*TO BE DONE*
Copy all the material below, exactly as it stands.

== MATERIAL ==

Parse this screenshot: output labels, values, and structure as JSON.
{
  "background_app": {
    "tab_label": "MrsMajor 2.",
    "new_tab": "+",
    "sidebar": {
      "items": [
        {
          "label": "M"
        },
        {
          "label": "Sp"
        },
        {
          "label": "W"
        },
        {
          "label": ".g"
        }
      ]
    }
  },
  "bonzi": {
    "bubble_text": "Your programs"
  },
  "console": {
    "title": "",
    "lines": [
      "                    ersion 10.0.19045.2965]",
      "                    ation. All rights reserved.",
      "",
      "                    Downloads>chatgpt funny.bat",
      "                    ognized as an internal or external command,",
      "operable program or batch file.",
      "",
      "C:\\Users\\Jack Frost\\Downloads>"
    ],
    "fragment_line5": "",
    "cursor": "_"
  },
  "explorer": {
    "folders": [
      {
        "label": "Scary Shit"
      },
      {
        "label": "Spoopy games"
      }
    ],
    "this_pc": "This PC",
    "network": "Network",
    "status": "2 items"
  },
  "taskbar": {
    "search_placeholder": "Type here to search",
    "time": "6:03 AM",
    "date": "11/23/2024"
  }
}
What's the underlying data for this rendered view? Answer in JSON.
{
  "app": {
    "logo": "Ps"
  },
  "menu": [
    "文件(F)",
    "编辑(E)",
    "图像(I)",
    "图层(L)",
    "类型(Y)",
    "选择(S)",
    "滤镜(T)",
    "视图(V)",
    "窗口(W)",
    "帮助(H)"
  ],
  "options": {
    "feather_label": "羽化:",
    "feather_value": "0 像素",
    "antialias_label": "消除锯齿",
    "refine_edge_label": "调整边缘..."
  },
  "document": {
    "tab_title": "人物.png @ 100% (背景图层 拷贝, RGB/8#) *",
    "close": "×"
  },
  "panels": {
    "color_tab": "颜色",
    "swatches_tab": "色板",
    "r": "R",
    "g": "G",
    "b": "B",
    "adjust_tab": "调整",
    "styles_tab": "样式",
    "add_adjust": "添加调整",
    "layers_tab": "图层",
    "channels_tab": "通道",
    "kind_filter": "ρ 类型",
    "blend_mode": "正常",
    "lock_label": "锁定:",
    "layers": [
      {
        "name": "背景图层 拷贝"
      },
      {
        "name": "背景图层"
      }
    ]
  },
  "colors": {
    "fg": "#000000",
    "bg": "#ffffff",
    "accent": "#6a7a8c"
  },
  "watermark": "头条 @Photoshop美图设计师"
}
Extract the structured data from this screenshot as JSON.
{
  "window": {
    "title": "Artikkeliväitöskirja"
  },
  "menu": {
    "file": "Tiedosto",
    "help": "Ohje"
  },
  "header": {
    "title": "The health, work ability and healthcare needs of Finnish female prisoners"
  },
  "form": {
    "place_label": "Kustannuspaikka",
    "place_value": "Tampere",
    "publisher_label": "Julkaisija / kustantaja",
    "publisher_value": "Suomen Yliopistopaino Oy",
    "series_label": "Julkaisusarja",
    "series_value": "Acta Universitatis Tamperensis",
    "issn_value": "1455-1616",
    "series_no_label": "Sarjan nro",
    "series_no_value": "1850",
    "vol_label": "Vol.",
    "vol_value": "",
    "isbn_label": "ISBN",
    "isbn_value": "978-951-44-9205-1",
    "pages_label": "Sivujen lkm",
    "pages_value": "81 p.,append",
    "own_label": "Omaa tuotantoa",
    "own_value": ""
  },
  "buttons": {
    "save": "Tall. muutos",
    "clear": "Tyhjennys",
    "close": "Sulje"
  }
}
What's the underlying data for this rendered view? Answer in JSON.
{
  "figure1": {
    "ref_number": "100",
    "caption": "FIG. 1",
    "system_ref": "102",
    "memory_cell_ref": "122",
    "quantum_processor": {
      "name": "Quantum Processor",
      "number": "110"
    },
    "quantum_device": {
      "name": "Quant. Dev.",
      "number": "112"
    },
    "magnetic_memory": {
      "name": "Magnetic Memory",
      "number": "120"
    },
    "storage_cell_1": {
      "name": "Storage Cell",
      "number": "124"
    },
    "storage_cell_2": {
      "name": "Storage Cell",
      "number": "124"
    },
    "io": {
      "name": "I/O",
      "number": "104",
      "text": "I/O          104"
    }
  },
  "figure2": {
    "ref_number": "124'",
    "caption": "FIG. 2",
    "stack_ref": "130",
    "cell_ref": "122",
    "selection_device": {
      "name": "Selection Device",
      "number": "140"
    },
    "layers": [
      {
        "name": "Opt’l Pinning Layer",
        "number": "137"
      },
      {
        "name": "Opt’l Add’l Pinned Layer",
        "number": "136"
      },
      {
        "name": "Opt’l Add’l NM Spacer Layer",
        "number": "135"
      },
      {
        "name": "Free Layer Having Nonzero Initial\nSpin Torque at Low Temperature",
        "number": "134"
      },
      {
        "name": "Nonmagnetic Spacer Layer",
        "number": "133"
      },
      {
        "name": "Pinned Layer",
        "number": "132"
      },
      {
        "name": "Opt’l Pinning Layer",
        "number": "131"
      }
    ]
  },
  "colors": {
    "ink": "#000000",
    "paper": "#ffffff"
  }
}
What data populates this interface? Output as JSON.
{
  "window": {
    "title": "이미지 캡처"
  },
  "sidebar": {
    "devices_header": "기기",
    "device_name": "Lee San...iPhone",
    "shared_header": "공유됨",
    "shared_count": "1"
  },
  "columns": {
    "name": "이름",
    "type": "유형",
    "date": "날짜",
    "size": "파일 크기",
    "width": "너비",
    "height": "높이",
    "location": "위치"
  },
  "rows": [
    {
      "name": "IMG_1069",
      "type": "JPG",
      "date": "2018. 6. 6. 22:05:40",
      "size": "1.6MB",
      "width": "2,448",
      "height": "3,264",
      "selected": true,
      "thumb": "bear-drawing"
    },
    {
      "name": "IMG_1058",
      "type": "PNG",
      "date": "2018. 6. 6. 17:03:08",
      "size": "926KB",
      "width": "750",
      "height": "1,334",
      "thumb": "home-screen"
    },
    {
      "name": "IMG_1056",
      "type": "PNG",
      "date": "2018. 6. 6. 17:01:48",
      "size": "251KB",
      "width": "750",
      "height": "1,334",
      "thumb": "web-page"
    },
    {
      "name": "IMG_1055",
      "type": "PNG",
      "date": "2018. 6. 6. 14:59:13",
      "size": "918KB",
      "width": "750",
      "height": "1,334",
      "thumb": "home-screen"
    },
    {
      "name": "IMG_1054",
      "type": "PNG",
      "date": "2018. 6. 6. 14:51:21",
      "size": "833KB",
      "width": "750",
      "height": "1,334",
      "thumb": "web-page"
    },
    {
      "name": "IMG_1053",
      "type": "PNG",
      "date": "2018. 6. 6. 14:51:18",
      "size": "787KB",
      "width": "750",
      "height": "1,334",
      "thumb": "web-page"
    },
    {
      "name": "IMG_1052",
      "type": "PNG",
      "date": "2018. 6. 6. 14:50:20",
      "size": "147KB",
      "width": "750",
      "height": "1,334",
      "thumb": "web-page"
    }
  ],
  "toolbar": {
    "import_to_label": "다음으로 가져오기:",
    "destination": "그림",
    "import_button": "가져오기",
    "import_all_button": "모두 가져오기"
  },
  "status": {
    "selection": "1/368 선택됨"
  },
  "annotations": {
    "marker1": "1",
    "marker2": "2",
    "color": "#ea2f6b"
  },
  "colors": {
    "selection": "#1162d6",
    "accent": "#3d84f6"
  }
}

===

*OUTPUT*
Parse this screenshot: output labels, values, and structure as JSON.
{
  "background_app": {
    "tab_label": "MrsMajor 2.",
    "new_tab": "+",
    "sidebar": {
      "items": [
        {
          "label": "M"
        },
        {
          "label": "Sp"
        },
        {
          "label": "W"
        },
        {
          "label": ".g"
        }
      ]
    }
  },
  "bonzi": {
    "bubble_text": "Your programs"
  },
  "console": {
    "title": "",
    "lines": [
      "                    ersion 10.0.19045.2965]",
      "                    ation. All rights reserved.",
      "",
      "                    Downloads>chatgpt funny.bat",
      "                    ognized as an internal or external command,",
      "operable program or batch file.",
      "",
      "C:\\Users\\Jack Frost\\Downloads>"
    ],
    "fragment_line5": "",
    "cursor": "_"
  },
  "explorer": {
    "folders": [
      {
        "label": "Scary Shit"
      },
      {
        "label": "Spoopy games"
      }
    ],
    "this_pc": "This PC",
    "network": "Network",
    "status": "2 items"
  },
  "taskbar": {
    "search_placeholder": "Type here to search",
    "time": "6:03 AM",
    "date": "11/23/2024"
  }
}
What's the underlying data for this rendered view? Answer in JSON.
{
  "app": {
    "logo": "Ps"
  },
  "menu": [
    "文件(F)",
    "编辑(E)",
    "图像(I)",
    "图层(L)",
    "类型(Y)",
    "选择(S)",
    "滤镜(T)",
    "视图(V)",
    "窗口(W)",
    "帮助(H)"
  ],
  "options": {
    "feather_label": "羽化:",
    "feather_value": "0 像素",
    "antialias_label": "消除锯齿",
    "refine_edge_label": "调整边缘..."
  },
  "document": {
    "tab_title": "人物.png @ 100% (背景图层 拷贝, RGB/8#) *",
    "close": "×"
  },
  "panels": {
    "color_tab": "颜色",
    "swatches_tab": "色板",
    "r": "R",
    "g": "G",
    "b": "B",
    "adjust_tab": "调整",
    "styles_tab": "样式",
    "add_adjust": "添加调整",
    "layers_tab": "图层",
    "channels_tab": "通道",
    "kind_filter": "ρ 类型",
    "blend_mode": "正常",
    "lock_label": "锁定:",
    "layers": [
      {
        "name": "背景图层 拷贝"
      },
      {
        "name": "背景图层"
      }
    ]
  },
  "colors": {
    "fg": "#000000",
    "bg": "#ffffff",
    "accent": "#6a7a8c"
  },
  "watermark": "头条 @Photoshop美图设计师"
}
Extract the structured data from this screenshot as JSON.
{
  "window": {
    "title": "Artikkeliväitöskirja"
  },
  "menu": {
    "file": "Tiedosto",
    "help": "Ohje"
  },
  "header": {
    "title": "The health, work ability and healthcare needs of Finnish female prisoners"
  },
  "form": {
    "place_label": "Kustannuspaikka",
    "place_value": "Tampere",
    "publisher_label": "Julkaisija / kustantaja",
    "publisher_value": "Suomen Yliopistopaino Oy",
    "series_label": "Julkaisusarja",
    "series_value": "Acta Universitatis Tamperensis",
    "issn_value": "1455-1616",
    "series_no_label": "Sarjan nro",
    "series_no_value": "1850",
    "vol_label": "Vol.",
    "vol_value": "",
    "isbn_label": "ISBN",
    "isbn_value": "978-951-44-9205-1",
    "pages_label": "Sivujen lkm",
    "pages_value": "81 p.,append",
    "own_label": "Omaa tuotantoa",
    "own_value": ""
  },
  "buttons": {
    "save": "Tall. muutos",
    "clear": "Tyhjennys",
    "close": "Sulje"
  }
}
What's the underlying data for this rendered view? Answer in JSON.
{
  "figure1": {
    "ref_number": "100",
    "caption": "FIG. 1",
    "system_ref": "102",
    "memory_cell_ref": "122",
    "quantum_processor": {
      "name": "Quantum Processor",
      "number": "110"
    },
    "quantum_device": {
      "name": "Quant. Dev.",
      "number": "112"
    },
    "magnetic_memory": {
      "name": "Magnetic Memory",
      "number": "120"
    },
    "storage_cell_1": {
      "name": "Storage Cell",
      "number": "124"
    },
    "storage_cell_2": {
      "name": "Storage Cell",
      "number": "124"
    },
    "io": {
      "name": "I/O",
      "number": "104",
      "text": "I/O          104"
    }
  },
  "figure2": {
    "ref_number": "124'",
    "caption": "FIG. 2",
    "stack_ref": "130",
    "cell_ref": "122",
    "selection_device": {
      "name": "Selection Device",
      "number": "140"
    },
    "layers": [
      {
        "name": "Opt’l Pinning Layer",
        "number": "137"
      },
      {
        "name": "Opt’l Add’l Pinned Layer",
        "number": "136"
      },
      {
        "name": "Opt’l Add’l NM Spacer Layer",
        "number": "135"
      },
      {
        "name": "Free Layer Having Nonzero Initial\nSpin Torque at Low Temperature",
        "number": "134"
      },
      {
        "name": "Nonmagnetic Spacer Layer",
        "number": "133"
      },
      {
        "name": "Pinned Layer",
        "number": "132"
      },
      {
        "name": "Opt’l Pinning Layer",
        "number": "131"
      }
    ]
  },
  "colors": {
    "ink": "#000000",
    "paper": "#ffffff"
  }
}
What data populates this interface? Output as JSON.
{
  "window": {
    "title": "이미지 캡처"
  },
  "sidebar": {
    "devices_header": "기기",
    "device_name": "Lee San...iPhone",
    "shared_header": "공유됨",
    "shared_count": "1"
  },
  "columns": {
    "name": "이름",
    "type": "유형",
    "date": "날짜",
    "size": "파일 크기",
    "width": "너비",
    "height": "높이",
    "location": "위치"
  },
  "rows": [
    {
      "name": "IMG_1069",
      "type": "JPG",
      "date": "2018. 6. 6. 22:05:40",
      "size": "1.6MB",
      "width": "2,448",
      "height": "3,264",
      "selected": true,
      "thumb": "bear-drawing"
    },
    {
      "name": "IMG_1058",
      "type": "PNG",
      "date": "2018. 6. 6. 17:03:08",
      "size": "926KB",
      "width": "750",
      "height": "1,334",
      "thumb": "home-screen"
    },
    {
      "name": "IMG_1056",
      "type": "PNG",
      "date": "2018. 6. 6. 17:01:48",
      "size": "251KB",
      "width": "750",
      "height": "1,334",
      "thumb": "web-page"
    },
    {
      "name": "IMG_1055",
      "type": "PNG",
      "date": "2018. 6. 6. 14:59:13",
      "size": "918KB",
      "width": "750",
      "height": "1,334",
      "thumb": "home-screen"
    },
    {
      "name": "IMG_1054",
      "type": "PNG",
      "date": "2018. 6. 6. 14:51:21",
      "size": "833KB",
      "width": "750",
      "height": "1,334",
      "thumb": "web-page"
    },
    {
      "name": "IMG_1053",
      "type": "PNG",
      "date": "2018. 6. 6. 14:51:18",
      "size": "787KB",
      "width": "750",
      "height": "1,334",
      "thumb": "web-page"
    },
    {
      "name": "IMG_1052",
      "type": "PNG",
      "date": "2018. 6. 6. 14:50:20",
      "size": "147KB",
      "width": "750",
      "height": "1,334",
      "thumb": "web-page"
    }
  ],
  "toolbar": {
    "import_to_label": "다음으로 가져오기:",
    "destination": "그림",
    "import_button": "가져오기",
    "import_all_button": "모두 가져오기"
  },
  "status": {
    "selection": "1/368 선택됨"
  },
  "annotations": {
    "marker1": "1",
    "marker2": "2",
    "color": "#ea2f6b"
  },
  "colors": {
    "selection": "#1162d6",
    "accent": "#3d84f6"
  }
}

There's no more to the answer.